§ **Work to complete**:
Reproduce all of the material word for word.

>> begin

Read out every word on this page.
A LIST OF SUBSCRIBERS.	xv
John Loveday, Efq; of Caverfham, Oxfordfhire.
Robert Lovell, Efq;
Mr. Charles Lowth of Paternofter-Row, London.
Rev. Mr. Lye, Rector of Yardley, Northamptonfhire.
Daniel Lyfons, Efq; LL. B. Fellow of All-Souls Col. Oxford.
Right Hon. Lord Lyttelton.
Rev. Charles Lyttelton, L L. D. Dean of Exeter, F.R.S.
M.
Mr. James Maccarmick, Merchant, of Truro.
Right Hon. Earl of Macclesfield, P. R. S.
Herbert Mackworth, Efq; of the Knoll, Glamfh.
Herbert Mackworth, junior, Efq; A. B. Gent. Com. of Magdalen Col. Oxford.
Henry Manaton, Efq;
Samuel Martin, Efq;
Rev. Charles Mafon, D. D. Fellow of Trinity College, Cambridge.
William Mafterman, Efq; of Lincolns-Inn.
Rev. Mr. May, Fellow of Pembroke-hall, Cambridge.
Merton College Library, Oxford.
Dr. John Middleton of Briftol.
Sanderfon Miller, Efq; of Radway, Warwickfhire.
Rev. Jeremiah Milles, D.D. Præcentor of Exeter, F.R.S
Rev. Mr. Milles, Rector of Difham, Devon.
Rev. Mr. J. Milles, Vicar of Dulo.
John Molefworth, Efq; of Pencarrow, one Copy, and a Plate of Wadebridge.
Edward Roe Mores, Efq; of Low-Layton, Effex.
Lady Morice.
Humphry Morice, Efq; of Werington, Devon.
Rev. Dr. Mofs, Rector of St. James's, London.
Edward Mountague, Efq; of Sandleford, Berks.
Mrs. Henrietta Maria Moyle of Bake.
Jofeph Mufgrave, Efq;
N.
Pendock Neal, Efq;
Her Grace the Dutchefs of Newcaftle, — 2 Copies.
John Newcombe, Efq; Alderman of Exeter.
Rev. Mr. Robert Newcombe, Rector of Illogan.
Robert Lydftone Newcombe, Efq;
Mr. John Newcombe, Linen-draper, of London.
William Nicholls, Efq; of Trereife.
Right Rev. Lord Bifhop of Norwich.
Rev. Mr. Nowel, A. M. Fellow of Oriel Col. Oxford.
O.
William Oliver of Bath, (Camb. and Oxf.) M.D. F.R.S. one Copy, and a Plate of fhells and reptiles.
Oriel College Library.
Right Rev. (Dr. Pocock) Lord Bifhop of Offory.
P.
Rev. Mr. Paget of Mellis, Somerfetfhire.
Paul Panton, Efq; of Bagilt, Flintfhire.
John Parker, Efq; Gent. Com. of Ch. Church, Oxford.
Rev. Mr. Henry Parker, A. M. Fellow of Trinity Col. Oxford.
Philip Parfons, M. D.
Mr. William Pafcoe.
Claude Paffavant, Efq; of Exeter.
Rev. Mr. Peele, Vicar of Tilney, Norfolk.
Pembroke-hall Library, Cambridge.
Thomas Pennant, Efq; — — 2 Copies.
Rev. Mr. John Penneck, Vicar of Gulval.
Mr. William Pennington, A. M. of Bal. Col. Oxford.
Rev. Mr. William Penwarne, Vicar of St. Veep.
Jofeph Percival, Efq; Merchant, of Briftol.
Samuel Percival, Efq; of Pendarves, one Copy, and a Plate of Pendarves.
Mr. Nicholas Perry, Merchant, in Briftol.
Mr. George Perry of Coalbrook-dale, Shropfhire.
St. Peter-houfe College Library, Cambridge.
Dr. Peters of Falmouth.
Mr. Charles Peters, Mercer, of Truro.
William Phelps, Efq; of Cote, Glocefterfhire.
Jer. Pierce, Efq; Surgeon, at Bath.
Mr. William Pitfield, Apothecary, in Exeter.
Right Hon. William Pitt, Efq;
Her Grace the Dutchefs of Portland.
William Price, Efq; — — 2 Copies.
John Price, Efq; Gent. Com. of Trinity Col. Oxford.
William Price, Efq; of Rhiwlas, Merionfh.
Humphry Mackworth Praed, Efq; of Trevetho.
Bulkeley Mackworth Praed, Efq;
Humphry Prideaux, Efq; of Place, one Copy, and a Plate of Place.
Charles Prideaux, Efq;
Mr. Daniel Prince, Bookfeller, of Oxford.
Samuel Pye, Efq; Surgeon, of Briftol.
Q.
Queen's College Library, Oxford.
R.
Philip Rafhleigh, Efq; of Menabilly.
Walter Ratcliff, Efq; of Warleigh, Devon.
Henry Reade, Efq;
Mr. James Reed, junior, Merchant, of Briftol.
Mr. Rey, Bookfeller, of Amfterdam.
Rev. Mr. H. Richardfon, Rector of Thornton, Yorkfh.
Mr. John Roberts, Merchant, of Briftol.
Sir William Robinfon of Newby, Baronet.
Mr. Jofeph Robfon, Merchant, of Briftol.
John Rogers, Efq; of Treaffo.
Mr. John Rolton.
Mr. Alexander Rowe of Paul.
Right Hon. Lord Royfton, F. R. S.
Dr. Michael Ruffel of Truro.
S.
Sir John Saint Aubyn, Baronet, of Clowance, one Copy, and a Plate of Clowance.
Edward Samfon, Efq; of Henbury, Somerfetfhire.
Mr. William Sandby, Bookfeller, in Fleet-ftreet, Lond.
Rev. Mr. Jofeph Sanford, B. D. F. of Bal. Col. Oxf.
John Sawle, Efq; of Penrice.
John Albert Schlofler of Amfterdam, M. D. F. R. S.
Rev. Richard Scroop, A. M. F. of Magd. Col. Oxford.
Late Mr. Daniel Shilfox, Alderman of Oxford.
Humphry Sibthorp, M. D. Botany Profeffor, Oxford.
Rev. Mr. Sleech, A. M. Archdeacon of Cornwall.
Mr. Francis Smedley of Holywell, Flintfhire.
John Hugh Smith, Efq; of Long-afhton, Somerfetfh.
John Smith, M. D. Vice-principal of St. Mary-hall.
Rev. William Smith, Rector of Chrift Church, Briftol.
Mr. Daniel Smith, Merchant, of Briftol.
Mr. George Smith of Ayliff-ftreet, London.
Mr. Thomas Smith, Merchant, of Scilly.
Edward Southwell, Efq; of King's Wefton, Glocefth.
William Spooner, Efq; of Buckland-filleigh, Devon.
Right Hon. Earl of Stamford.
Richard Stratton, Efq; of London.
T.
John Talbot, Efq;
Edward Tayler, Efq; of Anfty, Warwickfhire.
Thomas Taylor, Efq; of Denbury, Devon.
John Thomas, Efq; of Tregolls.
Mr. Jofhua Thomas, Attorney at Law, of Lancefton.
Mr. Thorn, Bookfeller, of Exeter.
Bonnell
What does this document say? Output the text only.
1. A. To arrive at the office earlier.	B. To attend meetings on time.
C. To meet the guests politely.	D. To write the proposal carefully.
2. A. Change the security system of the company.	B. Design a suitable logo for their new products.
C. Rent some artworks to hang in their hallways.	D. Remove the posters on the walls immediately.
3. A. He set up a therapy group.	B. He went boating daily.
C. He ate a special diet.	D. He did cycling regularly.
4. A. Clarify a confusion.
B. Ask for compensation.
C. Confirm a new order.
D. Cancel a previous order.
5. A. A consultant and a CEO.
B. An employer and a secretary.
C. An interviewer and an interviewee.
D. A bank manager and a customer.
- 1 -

>> end

§ **Output below**:
Read out every word on this page.
A LIST OF SUBSCRIBERS.	xv
John Loveday, Efq; of Caverfham, Oxfordfhire.
Robert Lovell, Efq;
Mr. Charles Lowth of Paternofter-Row, London.
Rev. Mr. Lye, Rector of Yardley, Northamptonfhire.
Daniel Lyfons, Efq; LL. B. Fellow of All-Souls Col. Oxford.
Right Hon. Lord Lyttelton.
Rev. Charles Lyttelton, L L. D. Dean of Exeter, F.R.S.
M.
Mr. James Maccarmick, Merchant, of Truro.
Right Hon. Earl of Macclesfield, P. R. S.
Herbert Mackworth, Efq; of the Knoll, Glamfh.
Herbert Mackworth, junior, Efq; A. B. Gent. Com. of Magdalen Col. Oxford.
Henry Manaton, Efq;
Samuel Martin, Efq;
Rev. Charles Mafon, D. D. Fellow of Trinity College, Cambridge.
William Mafterman, Efq; of Lincolns-Inn.
Rev. Mr. May, Fellow of Pembroke-hall, Cambridge.
Merton College Library, Oxford.
Dr. John Middleton of Briftol.
Sanderfon Miller, Efq; of Radway, Warwickfhire.
Rev. Jeremiah Milles, D.D. Præcentor of Exeter, F.R.S
Rev. Mr. Milles, Rector of Difham, Devon.
Rev. Mr. J. Milles, Vicar of Dulo.
John Molefworth, Efq; of Pencarrow, one Copy, and a Plate of Wadebridge.
Edward Roe Mores, Efq; of Low-Layton, Effex.
Lady Morice.
Humphry Morice, Efq; of Werington, Devon.
Rev. Dr. Mofs, Rector of St. James's, London.
Edward Mountague, Efq; of Sandleford, Berks.
Mrs. Henrietta Maria Moyle of Bake.
Jofeph Mufgrave, Efq;
N.
Pendock Neal, Efq;
Her Grace the Dutchefs of Newcaftle, — 2 Copies.
John Newcombe, Efq; Alderman of Exeter.
Rev. Mr. Robert Newcombe, Rector of Illogan.
Robert Lydftone Newcombe, Efq;
Mr. John Newcombe, Linen-draper, of London.
William Nicholls, Efq; of Trereife.
Right Rev. Lord Bifhop of Norwich.
Rev. Mr. Nowel, A. M. Fellow of Oriel Col. Oxford.
O.
William Oliver of Bath, (Camb. and Oxf.) M.D. F.R.S. one Copy, and a Plate of fhells and reptiles.
Oriel College Library.
Right Rev. (Dr. Pocock) Lord Bifhop of Offory.
P.
Rev. Mr. Paget of Mellis, Somerfetfhire.
Paul Panton, Efq; of Bagilt, Flintfhire.
John Parker, Efq; Gent. Com. of Ch. Church, Oxford.
Rev. Mr. Henry Parker, A. M. Fellow of Trinity Col. Oxford.
Philip Parfons, M. D.
Mr. William Pafcoe.
Claude Paffavant, Efq; of Exeter.
Rev. Mr. Peele, Vicar of Tilney, Norfolk.
Pembroke-hall Library, Cambridge.
Thomas Pennant, Efq; — — 2 Copies.
Rev. Mr. John Penneck, Vicar of Gulval.
Mr. William Pennington, A. M. of Bal. Col. Oxford.
Rev. Mr. William Penwarne, Vicar of St. Veep.
Jofeph Percival, Efq; Merchant, of Briftol.
Samuel Percival, Efq; of Pendarves, one Copy, and a Plate of Pendarves.
Mr. Nicholas Perry, Merchant, in Briftol.
Mr. George Perry of Coalbrook-dale, Shropfhire.
St. Peter-houfe College Library, Cambridge.
Dr. Peters of Falmouth.
Mr. Charles Peters, Mercer, of Truro.
William Phelps, Efq; of Cote, Glocefterfhire.
Jer. Pierce, Efq; Surgeon, at Bath.
Mr. William Pitfield, Apothecary, in Exeter.
Right Hon. William Pitt, Efq;
Her Grace the Dutchefs of Portland.
William Price, Efq; — — 2 Copies.
John Price, Efq; Gent. Com. of Trinity Col. Oxford.
William Price, Efq; of Rhiwlas, Merionfh.
Humphry Mackworth Praed, Efq; of Trevetho.
Bulkeley Mackworth Praed, Efq;
Humphry Prideaux, Efq; of Place, one Copy, and a Plate of Place.
Charles Prideaux, Efq;
Mr. Daniel Prince, Bookfeller, of Oxford.
Samuel Pye, Efq; Surgeon, of Briftol.
Q.
Queen's College Library, Oxford.
R.
Philip Rafhleigh, Efq; of Menabilly.
Walter Ratcliff, Efq; of Warleigh, Devon.
Henry Reade, Efq;
Mr. James Reed, junior, Merchant, of Briftol.
Mr. Rey, Bookfeller, of Amfterdam.
Rev. Mr. H. Richardfon, Rector of Thornton, Yorkfh.
Mr. John Roberts, Merchant, of Briftol.
Sir William Robinfon of Newby, Baronet.
Mr. Jofeph Robfon, Merchant, of Briftol.
John Rogers, Efq; of Treaffo.
Mr. John Rolton.
Mr. Alexander Rowe of Paul.
Right Hon. Lord Royfton, F. R. S.
Dr. Michael Ruffel of Truro.
S.
Sir John Saint Aubyn, Baronet, of Clowance, one Copy, and a Plate of Clowance.
Edward Samfon, Efq; of Henbury, Somerfetfhire.
Mr. William Sandby, Bookfeller, in Fleet-ftreet, Lond.
Rev. Mr. Jofeph Sanford, B. D. F. of Bal. Col. Oxf.
John Sawle, Efq; of Penrice.
John Albert Schlofler of Amfterdam, M. D. F. R. S.
Rev. Richard Scroop, A. M. F. of Magd. Col. Oxford.
Late Mr. Daniel Shilfox, Alderman of Oxford.
Humphry Sibthorp, M. D. Botany Profeffor, Oxford.
Rev. Mr. Sleech, A. M. Archdeacon of Cornwall.
Mr. Francis Smedley of Holywell, Flintfhire.
John Hugh Smith, Efq; of Long-afhton, Somerfetfh.
John Smith, M. D. Vice-principal of St. Mary-hall.
Rev. William Smith, Rector of Chrift Church, Briftol.
Mr. Daniel Smith, Merchant, of Briftol.
Mr. George Smith of Ayliff-ftreet, London.
Mr. Thomas Smith, Merchant, of Scilly.
Edward Southwell, Efq; of King's Wefton, Glocefth.
William Spooner, Efq; of Buckland-filleigh, Devon.
Right Hon. Earl of Stamford.
Richard Stratton, Efq; of London.
T.
John Talbot, Efq;
Edward Tayler, Efq; of Anfty, Warwickfhire.
Thomas Taylor, Efq; of Denbury, Devon.
John Thomas, Efq; of Tregolls.
Mr. Jofhua Thomas, Attorney at Law, of Lancefton.
Mr. Thorn, Bookfeller, of Exeter.
Bonnell
What does this document say? Output the text only.
1. A. To arrive at the office earlier.	B. To attend meetings on time.
C. To meet the guests politely.	D. To write the proposal carefully.
2. A. Change the security system of the company.	B. Design a suitable logo for their new products.
C. Rent some artworks to hang in their hallways.	D. Remove the posters on the walls immediately.
3. A. He set up a therapy group.	B. He went boating daily.
C. He ate a special diet.	D. He did cycling regularly.
4. A. Clarify a confusion.
B. Ask for compensation.
C. Confirm a new order.
D. Cancel a previous order.
5. A. A consultant and a CEO.
B. An employer and a secretary.
C. An interviewer and an interviewee.
D. A bank manager and a customer.
- 1 -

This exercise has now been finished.